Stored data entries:
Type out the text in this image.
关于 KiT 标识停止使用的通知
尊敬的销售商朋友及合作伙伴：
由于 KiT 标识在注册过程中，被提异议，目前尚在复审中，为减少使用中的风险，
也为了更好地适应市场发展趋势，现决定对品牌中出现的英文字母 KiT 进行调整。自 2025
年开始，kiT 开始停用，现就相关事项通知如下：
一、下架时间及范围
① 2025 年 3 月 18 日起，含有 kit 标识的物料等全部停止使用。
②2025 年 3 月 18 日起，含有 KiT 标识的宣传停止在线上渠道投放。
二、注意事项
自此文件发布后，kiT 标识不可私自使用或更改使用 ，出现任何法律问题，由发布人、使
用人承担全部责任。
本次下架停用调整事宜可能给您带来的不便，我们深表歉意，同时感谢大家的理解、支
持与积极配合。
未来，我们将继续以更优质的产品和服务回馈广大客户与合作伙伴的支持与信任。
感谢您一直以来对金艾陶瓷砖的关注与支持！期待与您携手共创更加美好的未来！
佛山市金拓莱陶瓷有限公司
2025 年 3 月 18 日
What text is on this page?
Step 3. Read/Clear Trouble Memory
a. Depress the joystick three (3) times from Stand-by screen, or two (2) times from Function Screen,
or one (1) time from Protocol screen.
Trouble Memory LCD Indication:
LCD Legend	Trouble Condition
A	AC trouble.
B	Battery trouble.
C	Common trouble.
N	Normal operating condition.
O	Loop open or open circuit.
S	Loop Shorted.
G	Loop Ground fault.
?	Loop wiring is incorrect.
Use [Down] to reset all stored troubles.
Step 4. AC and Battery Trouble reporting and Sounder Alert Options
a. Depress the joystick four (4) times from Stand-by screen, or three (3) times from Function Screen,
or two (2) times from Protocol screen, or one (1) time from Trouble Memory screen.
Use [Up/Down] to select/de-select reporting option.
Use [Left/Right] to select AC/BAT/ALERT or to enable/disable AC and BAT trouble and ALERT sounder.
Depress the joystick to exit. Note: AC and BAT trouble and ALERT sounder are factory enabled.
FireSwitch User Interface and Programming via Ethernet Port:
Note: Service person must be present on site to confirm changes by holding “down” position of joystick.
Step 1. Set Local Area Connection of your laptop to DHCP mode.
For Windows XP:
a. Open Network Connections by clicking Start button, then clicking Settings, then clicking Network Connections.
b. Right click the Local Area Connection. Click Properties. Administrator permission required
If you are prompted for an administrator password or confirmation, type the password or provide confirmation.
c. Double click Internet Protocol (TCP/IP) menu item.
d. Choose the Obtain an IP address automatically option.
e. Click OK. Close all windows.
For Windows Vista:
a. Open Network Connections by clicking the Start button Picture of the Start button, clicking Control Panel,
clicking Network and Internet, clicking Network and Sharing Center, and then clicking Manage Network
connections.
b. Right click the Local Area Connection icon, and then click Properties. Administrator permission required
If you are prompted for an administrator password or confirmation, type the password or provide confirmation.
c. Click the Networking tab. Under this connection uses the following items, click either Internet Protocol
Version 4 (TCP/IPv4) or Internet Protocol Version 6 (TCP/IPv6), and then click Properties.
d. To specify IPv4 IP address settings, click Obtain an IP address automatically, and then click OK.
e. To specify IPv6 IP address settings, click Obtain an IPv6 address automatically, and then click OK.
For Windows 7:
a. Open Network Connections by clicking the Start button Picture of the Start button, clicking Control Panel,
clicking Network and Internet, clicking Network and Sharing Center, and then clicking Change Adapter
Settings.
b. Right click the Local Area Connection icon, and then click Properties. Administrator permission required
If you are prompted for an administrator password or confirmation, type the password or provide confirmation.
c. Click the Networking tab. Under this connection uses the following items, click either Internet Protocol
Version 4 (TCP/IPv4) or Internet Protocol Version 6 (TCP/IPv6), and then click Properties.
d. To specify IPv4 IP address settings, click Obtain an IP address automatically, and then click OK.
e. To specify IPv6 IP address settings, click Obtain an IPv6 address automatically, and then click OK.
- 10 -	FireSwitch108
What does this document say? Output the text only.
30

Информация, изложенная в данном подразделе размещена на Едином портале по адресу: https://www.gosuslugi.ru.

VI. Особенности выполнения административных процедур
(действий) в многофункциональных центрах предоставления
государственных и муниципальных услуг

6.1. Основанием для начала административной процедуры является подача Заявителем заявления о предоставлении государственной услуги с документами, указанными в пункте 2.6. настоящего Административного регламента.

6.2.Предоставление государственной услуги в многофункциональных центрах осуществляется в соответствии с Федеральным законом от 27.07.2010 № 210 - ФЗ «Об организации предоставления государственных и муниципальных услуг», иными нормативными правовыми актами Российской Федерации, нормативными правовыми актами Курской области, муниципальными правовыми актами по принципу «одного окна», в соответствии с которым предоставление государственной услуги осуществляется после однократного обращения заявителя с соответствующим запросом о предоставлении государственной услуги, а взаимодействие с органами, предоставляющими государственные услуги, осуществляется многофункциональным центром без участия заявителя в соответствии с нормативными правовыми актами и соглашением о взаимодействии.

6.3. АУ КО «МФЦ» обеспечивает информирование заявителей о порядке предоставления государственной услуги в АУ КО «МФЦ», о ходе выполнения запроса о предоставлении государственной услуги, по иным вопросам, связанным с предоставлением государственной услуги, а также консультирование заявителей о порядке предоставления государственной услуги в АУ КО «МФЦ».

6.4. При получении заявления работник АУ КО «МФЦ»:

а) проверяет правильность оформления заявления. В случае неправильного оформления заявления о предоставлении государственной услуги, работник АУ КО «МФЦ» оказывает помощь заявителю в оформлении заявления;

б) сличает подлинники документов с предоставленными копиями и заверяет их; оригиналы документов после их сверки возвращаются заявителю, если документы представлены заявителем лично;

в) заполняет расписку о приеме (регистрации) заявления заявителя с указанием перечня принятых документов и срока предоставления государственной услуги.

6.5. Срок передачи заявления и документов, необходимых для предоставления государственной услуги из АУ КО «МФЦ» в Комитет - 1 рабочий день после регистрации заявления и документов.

* BRIEF *
Reproduce the material verbatim, line by line.

* SOLUTION FOR THIS TASK *
Type out the text in this image.
关于 KiT 标识停止使用的通知
尊敬的销售商朋友及合作伙伴：
由于 KiT 标识在注册过程中，被提异议，目前尚在复审中，为减少使用中的风险，
也为了更好地适应市场发展趋势，现决定对品牌中出现的英文字母 KiT 进行调整。自 2025
年开始，kiT 开始停用，现就相关事项通知如下：
一、下架时间及范围
① 2025 年 3 月 18 日起，含有 kit 标识的物料等全部停止使用。
②2025 年 3 月 18 日起，含有 KiT 标识的宣传停止在线上渠道投放。
二、注意事项
自此文件发布后，kiT 标识不可私自使用或更改使用 ，出现任何法律问题，由发布人、使
用人承担全部责任。
本次下架停用调整事宜可能给您带来的不便，我们深表歉意，同时感谢大家的理解、支
持与积极配合。
未来，我们将继续以更优质的产品和服务回馈广大客户与合作伙伴的支持与信任。
感谢您一直以来对金艾陶瓷砖的关注与支持！期待与您携手共创更加美好的未来！
佛山市金拓莱陶瓷有限公司
2025 年 3 月 18 日
What text is on this page?
Step 3. Read/Clear Trouble Memory
a. Depress the joystick three (3) times from Stand-by screen, or two (2) times from Function Screen,
or one (1) time from Protocol screen.
Trouble Memory LCD Indication:
LCD Legend	Trouble Condition
A	AC trouble.
B	Battery trouble.
C	Common trouble.
N	Normal operating condition.
O	Loop open or open circuit.
S	Loop Shorted.
G	Loop Ground fault.
?	Loop wiring is incorrect.
Use [Down] to reset all stored troubles.
Step 4. AC and Battery Trouble reporting and Sounder Alert Options
a. Depress the joystick four (4) times from Stand-by screen, or three (3) times from Function Screen,
or two (2) times from Protocol screen, or one (1) time from Trouble Memory screen.
Use [Up/Down] to select/de-select reporting option.
Use [Left/Right] to select AC/BAT/ALERT or to enable/disable AC and BAT trouble and ALERT sounder.
Depress the joystick to exit. Note: AC and BAT trouble and ALERT sounder are factory enabled.
FireSwitch User Interface and Programming via Ethernet Port:
Note: Service person must be present on site to confirm changes by holding “down” position of joystick.
Step 1. Set Local Area Connection of your laptop to DHCP mode.
For Windows XP:
a. Open Network Connections by clicking Start button, then clicking Settings, then clicking Network Connections.
b. Right click the Local Area Connection. Click Properties. Administrator permission required
If you are prompted for an administrator password or confirmation, type the password or provide confirmation.
c. Double click Internet Protocol (TCP/IP) menu item.
d. Choose the Obtain an IP address automatically option.
e. Click OK. Close all windows.
For Windows Vista:
a. Open Network Connections by clicking the Start button Picture of the Start button, clicking Control Panel,
clicking Network and Internet, clicking Network and Sharing Center, and then clicking Manage Network
connections.
b. Right click the Local Area Connection icon, and then click Properties. Administrator permission required
If you are prompted for an administrator password or confirmation, type the password or provide confirmation.
c. Click the Networking tab. Under this connection uses the following items, click either Internet Protocol
Version 4 (TCP/IPv4) or Internet Protocol Version 6 (TCP/IPv6), and then click Properties.
d. To specify IPv4 IP address settings, click Obtain an IP address automatically, and then click OK.
e. To specify IPv6 IP address settings, click Obtain an IPv6 address automatically, and then click OK.
For Windows 7:
a. Open Network Connections by clicking the Start button Picture of the Start button, clicking Control Panel,
clicking Network and Internet, clicking Network and Sharing Center, and then clicking Change Adapter
Settings.
b. Right click the Local Area Connection icon, and then click Properties. Administrator permission required
If you are prompted for an administrator password or confirmation, type the password or provide confirmation.
c. Click the Networking tab. Under this connection uses the following items, click either Internet Protocol
Version 4 (TCP/IPv4) or Internet Protocol Version 6 (TCP/IPv6), and then click Properties.
d. To specify IPv4 IP address settings, click Obtain an IP address automatically, and then click OK.
e. To specify IPv6 IP address settings, click Obtain an IPv6 address automatically, and then click OK.
- 10 -	FireSwitch108
What does this document say? Output the text only.
30

Информация, изложенная в данном подразделе размещена на Едином портале по адресу: https://www.gosuslugi.ru.

VI. Особенности выполнения административных процедур
(действий) в многофункциональных центрах предоставления
государственных и муниципальных услуг

6.1. Основанием для начала административной процедуры является подача Заявителем заявления о предоставлении государственной услуги с документами, указанными в пункте 2.6. настоящего Административного регламента.

6.2.Предоставление государственной услуги в многофункциональных центрах осуществляется в соответствии с Федеральным законом от 27.07.2010 № 210 - ФЗ «Об организации предоставления государственных и муниципальных услуг», иными нормативными правовыми актами Российской Федерации, нормативными правовыми актами Курской области, муниципальными правовыми актами по принципу «одного окна», в соответствии с которым предоставление государственной услуги осуществляется после однократного обращения заявителя с соответствующим запросом о предоставлении государственной услуги, а взаимодействие с органами, предоставляющими государственные услуги, осуществляется многофункциональным центром без участия заявителя в соответствии с нормативными правовыми актами и соглашением о взаимодействии.

6.3. АУ КО «МФЦ» обеспечивает информирование заявителей о порядке предоставления государственной услуги в АУ КО «МФЦ», о ходе выполнения запроса о предоставлении государственной услуги, по иным вопросам, связанным с предоставлением государственной услуги, а также консультирование заявителей о порядке предоставления государственной услуги в АУ КО «МФЦ».

6.4. При получении заявления работник АУ КО «МФЦ»:

а) проверяет правильность оформления заявления. В случае неправильного оформления заявления о предоставлении государственной услуги, работник АУ КО «МФЦ» оказывает помощь заявителю в оформлении заявления;

б) сличает подлинники документов с предоставленными копиями и заверяет их; оригиналы документов после их сверки возвращаются заявителю, если документы представлены заявителем лично;

в) заполняет расписку о приеме (регистрации) заявления заявителя с указанием перечня принятых документов и срока предоставления государственной услуги.

6.5. Срок передачи заявления и документов, необходимых для предоставления государственной услуги из АУ КО «МФЦ» в Комитет - 1 рабочий день после регистрации заявления и документов.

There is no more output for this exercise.